WORK INSTRUCTIONS:
Show every line below where "делают" can be found.

DATA ENTRIES:
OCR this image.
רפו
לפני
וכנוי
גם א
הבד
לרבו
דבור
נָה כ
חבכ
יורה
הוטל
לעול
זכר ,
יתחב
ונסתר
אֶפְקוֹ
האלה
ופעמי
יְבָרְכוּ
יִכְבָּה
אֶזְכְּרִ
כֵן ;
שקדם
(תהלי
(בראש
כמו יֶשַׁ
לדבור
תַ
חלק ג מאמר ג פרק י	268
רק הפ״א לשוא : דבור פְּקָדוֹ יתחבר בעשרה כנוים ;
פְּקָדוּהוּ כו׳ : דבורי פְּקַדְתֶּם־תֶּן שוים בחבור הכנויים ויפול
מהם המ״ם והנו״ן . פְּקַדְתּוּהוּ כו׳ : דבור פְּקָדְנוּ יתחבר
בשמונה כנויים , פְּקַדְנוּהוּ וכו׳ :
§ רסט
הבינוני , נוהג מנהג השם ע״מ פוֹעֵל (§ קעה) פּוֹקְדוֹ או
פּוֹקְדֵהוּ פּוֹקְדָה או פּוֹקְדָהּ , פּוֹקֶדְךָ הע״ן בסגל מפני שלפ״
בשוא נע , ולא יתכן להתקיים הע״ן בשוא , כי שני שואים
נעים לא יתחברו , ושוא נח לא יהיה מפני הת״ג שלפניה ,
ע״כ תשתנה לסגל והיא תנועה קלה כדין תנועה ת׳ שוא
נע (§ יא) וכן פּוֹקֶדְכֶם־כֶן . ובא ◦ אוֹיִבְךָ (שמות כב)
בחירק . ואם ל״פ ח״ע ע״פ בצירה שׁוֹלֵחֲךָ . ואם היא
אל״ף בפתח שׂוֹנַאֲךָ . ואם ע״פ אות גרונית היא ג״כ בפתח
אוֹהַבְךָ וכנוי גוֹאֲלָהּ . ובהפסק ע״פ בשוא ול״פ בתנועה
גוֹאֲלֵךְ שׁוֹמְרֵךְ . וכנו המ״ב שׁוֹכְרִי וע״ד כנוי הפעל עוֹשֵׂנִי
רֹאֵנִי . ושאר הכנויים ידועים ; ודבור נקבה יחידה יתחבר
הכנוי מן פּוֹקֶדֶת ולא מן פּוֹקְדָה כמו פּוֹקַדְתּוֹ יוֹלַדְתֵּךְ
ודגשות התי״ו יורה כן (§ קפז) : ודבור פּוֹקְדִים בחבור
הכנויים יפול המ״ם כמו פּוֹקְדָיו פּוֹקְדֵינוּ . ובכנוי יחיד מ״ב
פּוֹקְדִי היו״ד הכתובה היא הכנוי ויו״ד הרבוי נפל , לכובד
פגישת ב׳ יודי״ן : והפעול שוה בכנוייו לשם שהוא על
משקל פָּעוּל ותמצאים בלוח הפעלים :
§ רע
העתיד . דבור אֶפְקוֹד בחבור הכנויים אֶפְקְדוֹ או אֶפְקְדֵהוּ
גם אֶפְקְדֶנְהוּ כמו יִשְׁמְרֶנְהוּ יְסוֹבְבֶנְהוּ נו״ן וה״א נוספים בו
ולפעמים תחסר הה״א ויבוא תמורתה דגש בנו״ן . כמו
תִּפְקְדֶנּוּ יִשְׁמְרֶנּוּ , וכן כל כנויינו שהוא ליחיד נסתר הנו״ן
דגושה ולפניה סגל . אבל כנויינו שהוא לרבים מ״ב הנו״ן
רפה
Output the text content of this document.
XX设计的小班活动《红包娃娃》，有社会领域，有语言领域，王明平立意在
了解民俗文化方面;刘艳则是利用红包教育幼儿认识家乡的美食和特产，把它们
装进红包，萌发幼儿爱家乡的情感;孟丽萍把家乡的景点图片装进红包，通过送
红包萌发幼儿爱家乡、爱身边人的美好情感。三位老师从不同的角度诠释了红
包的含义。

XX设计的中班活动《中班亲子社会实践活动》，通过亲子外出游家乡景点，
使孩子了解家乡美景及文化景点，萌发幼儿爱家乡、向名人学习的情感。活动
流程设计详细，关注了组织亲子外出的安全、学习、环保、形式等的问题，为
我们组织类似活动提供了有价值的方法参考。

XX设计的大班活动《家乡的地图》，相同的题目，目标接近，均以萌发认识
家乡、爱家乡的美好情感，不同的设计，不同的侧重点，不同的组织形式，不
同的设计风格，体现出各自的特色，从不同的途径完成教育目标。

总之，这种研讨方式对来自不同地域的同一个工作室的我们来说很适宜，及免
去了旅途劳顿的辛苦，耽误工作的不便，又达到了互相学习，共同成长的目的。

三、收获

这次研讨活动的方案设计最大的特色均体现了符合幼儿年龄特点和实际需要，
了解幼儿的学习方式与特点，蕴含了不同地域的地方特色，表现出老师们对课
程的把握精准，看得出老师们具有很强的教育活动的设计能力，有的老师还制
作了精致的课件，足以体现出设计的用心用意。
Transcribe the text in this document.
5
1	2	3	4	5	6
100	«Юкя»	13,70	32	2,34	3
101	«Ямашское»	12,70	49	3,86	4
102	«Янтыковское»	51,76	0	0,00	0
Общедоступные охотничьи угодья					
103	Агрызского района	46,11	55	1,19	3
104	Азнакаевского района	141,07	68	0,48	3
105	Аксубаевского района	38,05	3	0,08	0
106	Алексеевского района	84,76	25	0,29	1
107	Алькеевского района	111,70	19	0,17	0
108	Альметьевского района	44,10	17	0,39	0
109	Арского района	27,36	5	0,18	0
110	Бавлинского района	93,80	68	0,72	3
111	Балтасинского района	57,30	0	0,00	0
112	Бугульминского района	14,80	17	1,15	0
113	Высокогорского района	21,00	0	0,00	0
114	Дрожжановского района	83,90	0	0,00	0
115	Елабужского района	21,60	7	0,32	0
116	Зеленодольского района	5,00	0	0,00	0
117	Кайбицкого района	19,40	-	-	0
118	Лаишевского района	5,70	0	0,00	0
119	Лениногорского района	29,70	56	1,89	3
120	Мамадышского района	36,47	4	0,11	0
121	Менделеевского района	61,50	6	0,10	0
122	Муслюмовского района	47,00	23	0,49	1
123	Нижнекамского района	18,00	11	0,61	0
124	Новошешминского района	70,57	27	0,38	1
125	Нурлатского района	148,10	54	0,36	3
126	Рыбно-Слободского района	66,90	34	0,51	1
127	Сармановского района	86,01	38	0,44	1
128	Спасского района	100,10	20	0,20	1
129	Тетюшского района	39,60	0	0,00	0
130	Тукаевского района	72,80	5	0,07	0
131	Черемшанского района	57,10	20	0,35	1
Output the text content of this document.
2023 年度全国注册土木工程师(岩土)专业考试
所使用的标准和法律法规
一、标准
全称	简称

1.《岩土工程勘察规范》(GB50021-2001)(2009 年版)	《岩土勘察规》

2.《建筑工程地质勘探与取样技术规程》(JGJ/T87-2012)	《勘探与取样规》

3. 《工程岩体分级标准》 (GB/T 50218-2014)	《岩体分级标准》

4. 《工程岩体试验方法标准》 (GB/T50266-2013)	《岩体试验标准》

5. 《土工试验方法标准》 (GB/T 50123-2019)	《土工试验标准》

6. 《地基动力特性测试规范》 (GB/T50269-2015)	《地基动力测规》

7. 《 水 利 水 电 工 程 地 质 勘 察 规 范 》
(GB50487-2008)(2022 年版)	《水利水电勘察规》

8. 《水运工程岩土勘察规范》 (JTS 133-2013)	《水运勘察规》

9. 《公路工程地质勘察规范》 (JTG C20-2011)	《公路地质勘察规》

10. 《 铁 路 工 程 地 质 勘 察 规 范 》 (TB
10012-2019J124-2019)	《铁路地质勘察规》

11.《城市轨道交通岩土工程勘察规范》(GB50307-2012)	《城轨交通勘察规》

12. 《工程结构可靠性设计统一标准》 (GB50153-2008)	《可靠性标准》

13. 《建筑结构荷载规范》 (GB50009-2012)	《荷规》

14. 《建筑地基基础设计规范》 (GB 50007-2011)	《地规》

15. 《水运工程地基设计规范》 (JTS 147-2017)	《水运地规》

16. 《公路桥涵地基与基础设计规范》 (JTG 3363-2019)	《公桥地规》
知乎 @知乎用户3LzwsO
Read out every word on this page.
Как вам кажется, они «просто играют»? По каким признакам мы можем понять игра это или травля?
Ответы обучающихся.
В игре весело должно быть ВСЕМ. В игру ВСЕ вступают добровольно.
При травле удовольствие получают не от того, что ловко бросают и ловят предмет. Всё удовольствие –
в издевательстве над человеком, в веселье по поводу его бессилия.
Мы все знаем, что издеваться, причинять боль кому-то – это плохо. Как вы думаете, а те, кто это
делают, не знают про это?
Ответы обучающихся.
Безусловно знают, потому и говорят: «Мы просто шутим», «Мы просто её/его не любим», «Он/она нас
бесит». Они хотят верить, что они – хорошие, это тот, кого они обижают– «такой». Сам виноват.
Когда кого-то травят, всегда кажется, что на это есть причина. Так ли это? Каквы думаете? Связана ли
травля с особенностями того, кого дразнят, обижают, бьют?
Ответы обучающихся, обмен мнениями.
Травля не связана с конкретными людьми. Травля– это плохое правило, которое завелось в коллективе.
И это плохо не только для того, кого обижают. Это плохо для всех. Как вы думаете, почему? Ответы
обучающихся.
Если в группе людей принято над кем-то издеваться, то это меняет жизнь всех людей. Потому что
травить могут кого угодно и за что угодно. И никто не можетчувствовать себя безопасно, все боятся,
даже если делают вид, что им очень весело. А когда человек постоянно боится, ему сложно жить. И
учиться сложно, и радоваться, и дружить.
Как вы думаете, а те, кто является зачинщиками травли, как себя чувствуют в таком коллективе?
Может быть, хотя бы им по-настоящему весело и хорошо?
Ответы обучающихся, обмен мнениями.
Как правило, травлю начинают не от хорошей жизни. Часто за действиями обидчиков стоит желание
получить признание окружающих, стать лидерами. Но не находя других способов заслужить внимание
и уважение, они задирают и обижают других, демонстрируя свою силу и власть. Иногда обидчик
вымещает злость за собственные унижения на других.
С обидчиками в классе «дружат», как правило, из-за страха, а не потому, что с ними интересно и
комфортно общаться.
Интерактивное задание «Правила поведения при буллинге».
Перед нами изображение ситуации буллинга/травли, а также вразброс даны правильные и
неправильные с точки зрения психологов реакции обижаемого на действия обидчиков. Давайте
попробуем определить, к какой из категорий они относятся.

CORRECT OUTPUT:
делают, не знают про это?
даже если делают вид, что им очень весело. А когда человек постоянно боится, ему сложно жить. И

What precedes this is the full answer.